### EXCERPT PROVIDED:
Data consists of 221 countries with 8266 indicators across 56 years

The countries can be labeled according to three categories: region, income level and migration rate (positive or negative)



In [5]:

    
print('By region:')
print(get_labels(countries,method='region')[1])
print('\nBy income level:')
print(get_labels(countries,method='incomeLevel')[1])
print('\nBy migration rate:')
print(get_labels(countries,method='migration',df=data.xs('SM.POP.NETM',level=1,axis=1))[1])









    



By region:
{'LCN': 'Latin America & Caribbean ', 'SAS': 'South Asia', 'SSF': 'Sub-Saharan Africa ', 'ECS': 'Europe & Central Asia', 'MEA': 'Middle East & North Africa', 'EAS': 'East Asia & Pacific', 'NAC': 'North America', 'NA': 'Aggregates'}

By income level:
{'HIC': 'High income', 'LIC': 'Low income', 'LMC': 'Lower middle income', 'UMC': 'Upper middle income', 'NA': 'Aggregates'}

By migration rate:
{1: 'positive', -1: 'negative', 0: 'none'}

II. Data Exploration

In this part, a first exploration of the data was made. We wanted to check how much data was actually available



In [6]:

    
# PLOT SPARSITY PATTERN OF THE WHOLE DATASET
plotSparsityFull(data)

# PLOT SPARSITY PATTERN OF year-ranges
plotSparsityRange(data,4)



In [7]:

    
# How many NaN values in whole dataset
how_many_nans = data.isnull().sum().sum()
print('Raw dataset has {0} NaN values ({1:.2f}%)\n'.format(how_many_nans,100*(how_many_nans/data.size)))

# PLOT NUMBER OF NANS PER YEAR
plotNANperyear(data)









    



Raw dataset has 88114297 NaN values (86.13%)

As we have seen in the above 3 plots, our data matrix is mostly empty. Futhermore, data increases when we get to more recent years.

Another interesting behavior is that we constantly have more data in 5 years intervals. This makes sense as many indicators were probably not sampled every year.



In [8]:

    
# PLOT NUMBER OF NANS PER COUNTRY, with background color as country's label
plotNANpercountry(data,get_labels(countries,method='incomeLevel')[0])

Interestingly, there seems to be a trend between income level and amount of data available. As one of the goals of the World Bank is "reduction of poverty", it makes sense that most of the data will come from developing countries.

### TASK DATA:
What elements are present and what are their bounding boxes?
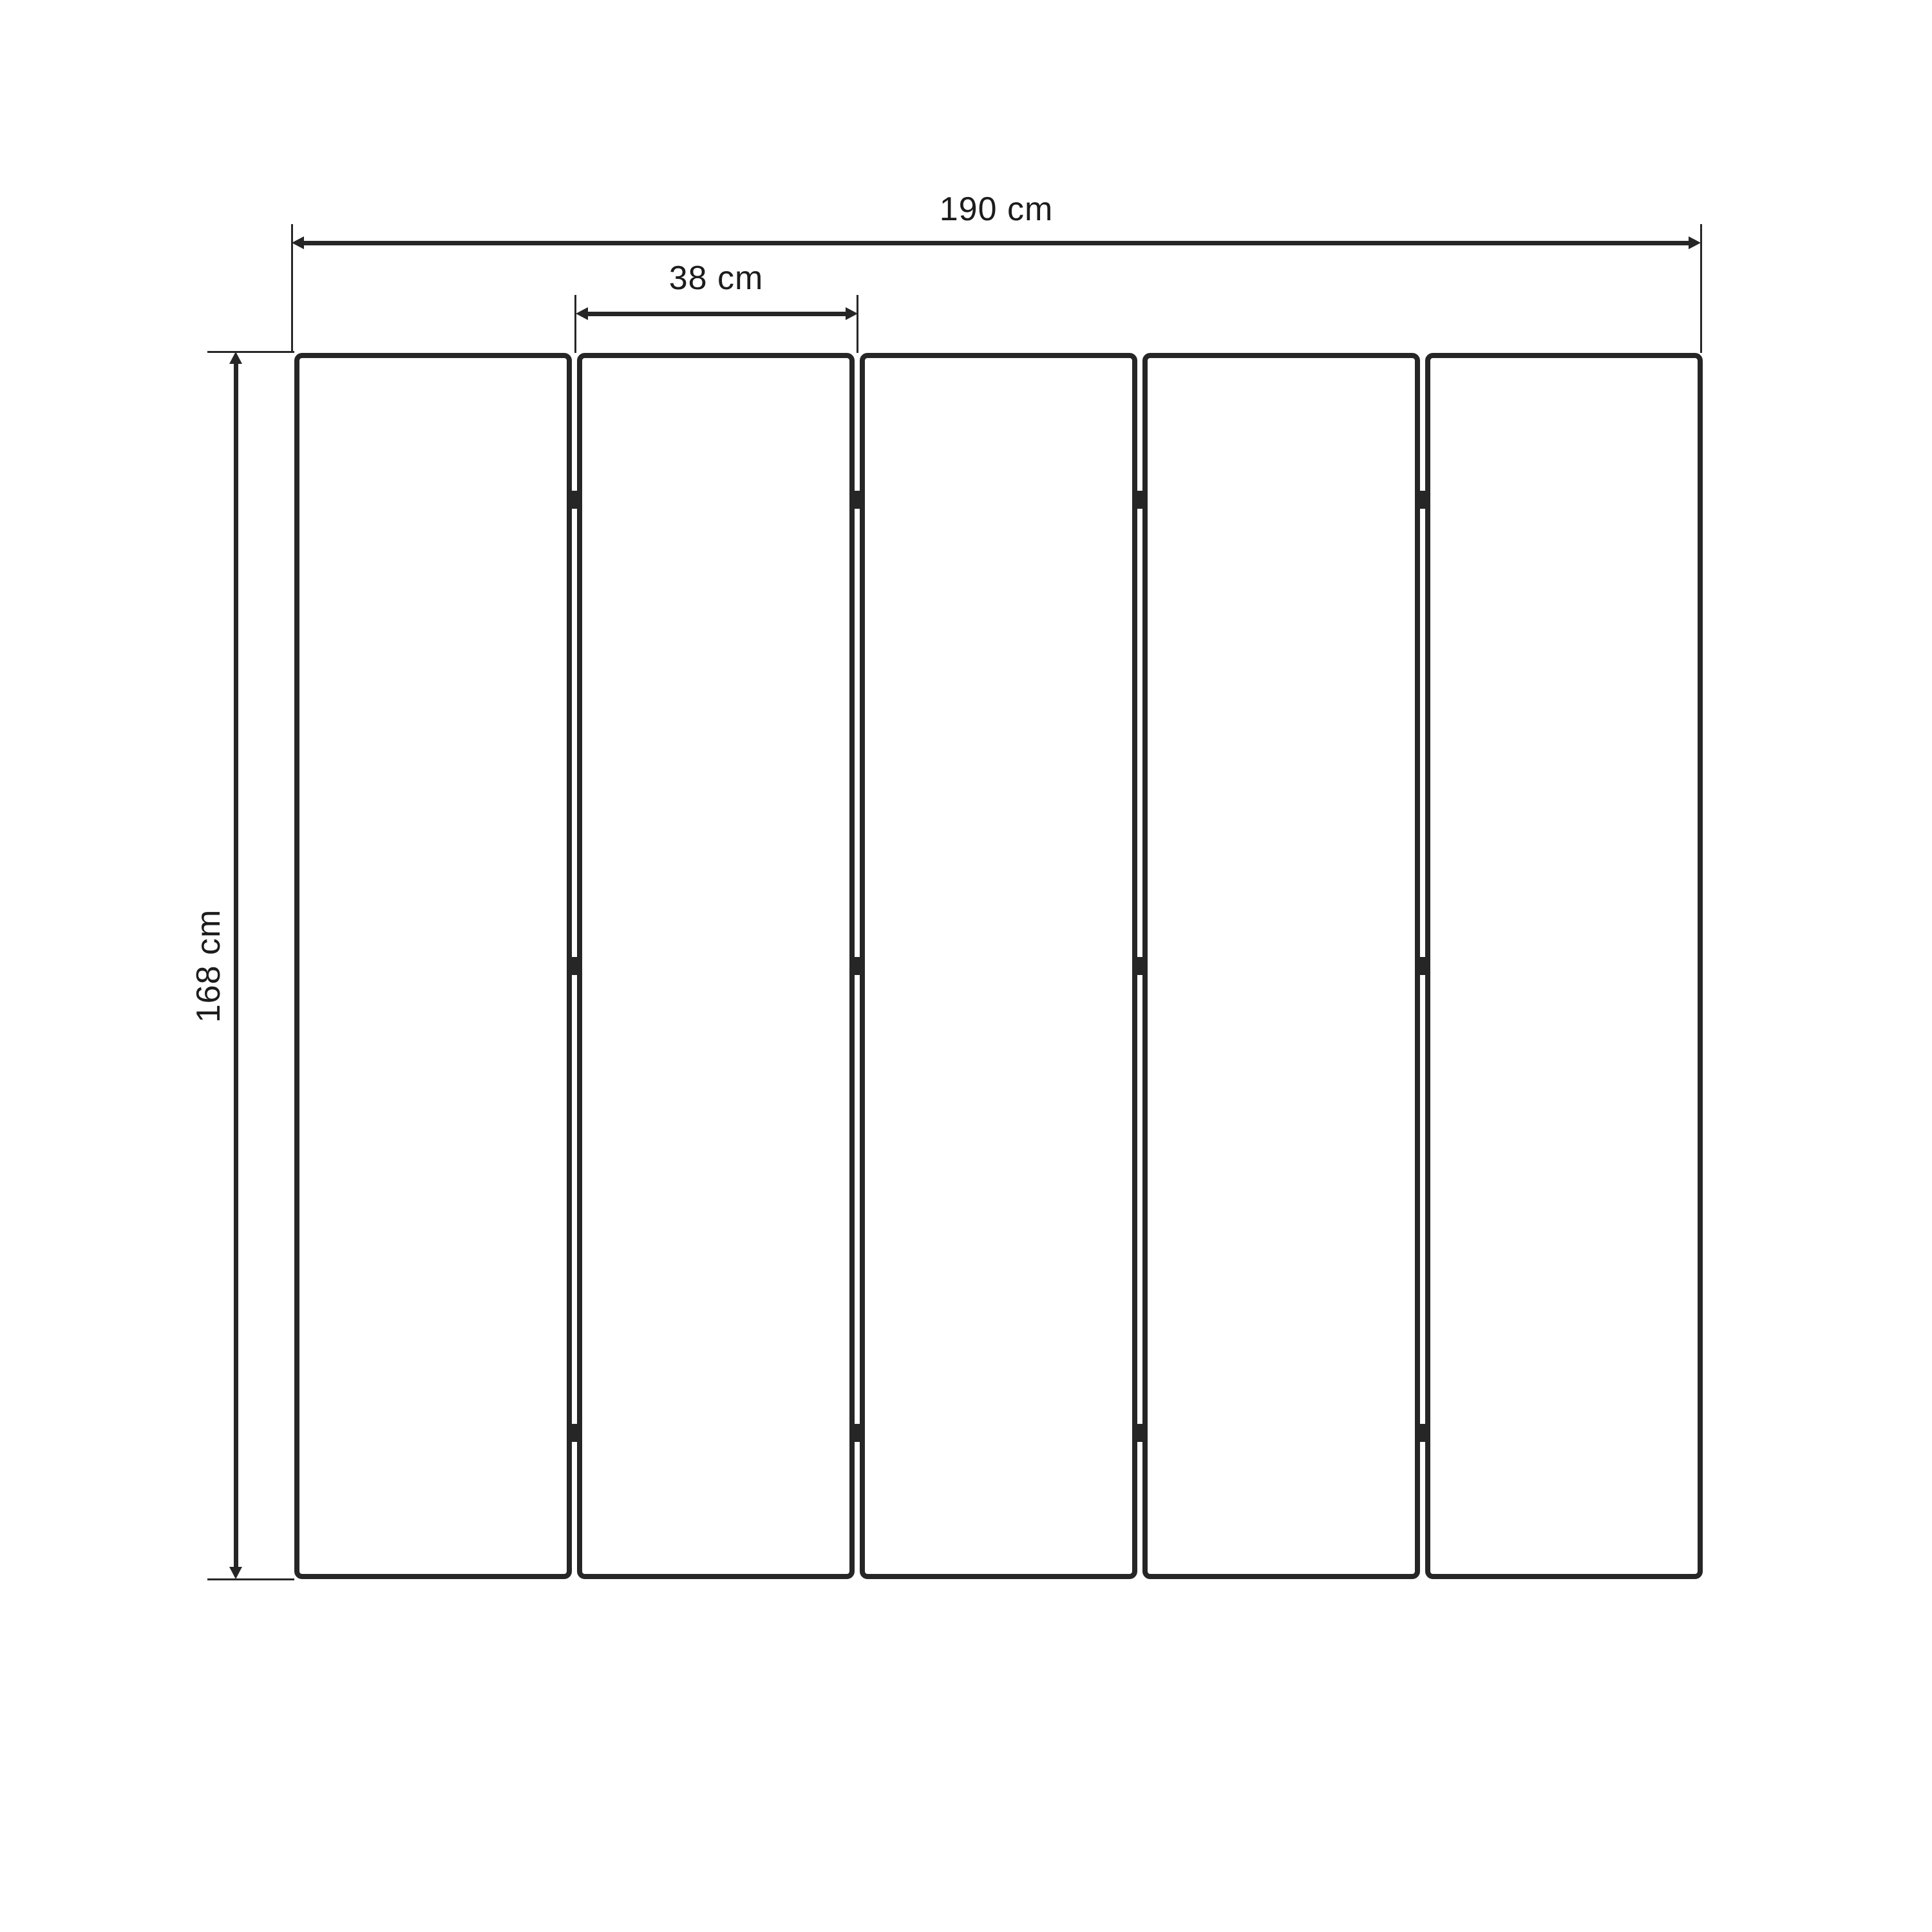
panel-width-extension-line-left [574,295,576,353]
panel-width-dimension-label: 38 cm [669,261,764,295]
hinge-gap4-2 [1418,957,1427,975]
panel-width-extension-line-right [857,295,858,353]
hinge-gap1-3 [570,1424,579,1442]
hinge-gap3-1 [1135,491,1144,509]
arrow-left-icon [576,307,588,320]
total-width-dimension-label: 190 cm [940,193,1054,226]
height-extension-line-top [207,351,294,353]
panel-2 [577,353,855,1579]
hinge-gap4-3 [1418,1424,1427,1442]
hinge-gap2-1 [853,491,862,509]
height-dimension-line [234,362,238,1569]
height-extension-line-bottom [207,1578,294,1580]
arrow-left-icon [292,236,304,249]
arrow-right-icon [1689,236,1701,249]
height-dimension-label: 168 cm [192,909,225,1023]
panel-5 [1425,353,1703,1579]
panel-width-dimension-line [586,312,846,316]
panel-4 [1142,353,1420,1579]
hinge-gap1-1 [570,491,579,509]
arrow-down-icon [229,1567,242,1579]
hinge-gap1-2 [570,957,579,975]
panel-1 [294,353,572,1579]
arrow-right-icon [846,307,858,320]
dimension-drawing-canvas: 190 cm 38 cm 168 cm [0,0,1932,1932]
arrow-up-icon [229,352,242,364]
panel-3 [860,353,1137,1579]
hinge-gap2-2 [853,957,862,975]
hinge-gap3-3 [1135,1424,1144,1442]
total-width-dimension-line [303,241,1692,245]
hinge-gap3-2 [1135,957,1144,975]
hinge-gap4-1 [1418,491,1427,509]
hinge-gap2-3 [853,1424,862,1442]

### YOUR TASKS:
a) In the excerpt on country indicator data, what share of the raw dataset's values are NaN?
b) Pick out every line in the rows that contains the string "icon".
The rows have no connection to the excerpt on country indicator data.

### SOLUTIONS PER TASK:
a) 86.13% (88114297 NaN values).

b)
arrow-left-icon [576,307,588,320]
arrow-left-icon [292,236,304,249]
arrow-right-icon [1689,236,1701,249]
arrow-down-icon [229,1567,242,1579]
arrow-right-icon [846,307,858,320]
arrow-up-icon [229,352,242,364]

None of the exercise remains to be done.